Structured figure records
[START]
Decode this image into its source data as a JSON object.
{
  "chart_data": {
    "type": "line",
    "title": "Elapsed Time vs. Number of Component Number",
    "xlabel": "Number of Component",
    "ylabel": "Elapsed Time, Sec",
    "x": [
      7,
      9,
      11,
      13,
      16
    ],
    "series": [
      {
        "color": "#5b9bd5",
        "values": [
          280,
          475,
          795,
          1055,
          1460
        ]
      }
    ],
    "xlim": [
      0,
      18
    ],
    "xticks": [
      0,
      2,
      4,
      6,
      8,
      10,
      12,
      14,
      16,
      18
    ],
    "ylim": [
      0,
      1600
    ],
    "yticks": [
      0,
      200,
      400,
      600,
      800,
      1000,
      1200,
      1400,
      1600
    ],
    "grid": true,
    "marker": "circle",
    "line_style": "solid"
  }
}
[END]
Directions:
Repeat each record exactly, leaving nothing out.

Output for this exercise:
Decode this image into its source data as a JSON object.
{
  "chart_data": {
    "type": "line",
    "title": "Elapsed Time vs. Number of Component Number",
    "xlabel": "Number of Component",
    "ylabel": "Elapsed Time, Sec",
    "x": [
      7,
      9,
      11,
      13,
      16
    ],
    "series": [
      {
        "color": "#5b9bd5",
        "values": [
          280,
          475,
          795,
          1055,
          1460
        ]
      }
    ],
    "xlim": [
      0,
      18
    ],
    "xticks": [
      0,
      2,
      4,
      6,
      8,
      10,
      12,
      14,
      16,
      18
    ],
    "ylim": [
      0,
      1600
    ],
    "yticks": [
      0,
      200,
      400,
      600,
      800,
      1000,
      1200,
      1400,
      1600
    ],
    "grid": true,
    "marker": "circle",
    "line_style": "solid"
  }
}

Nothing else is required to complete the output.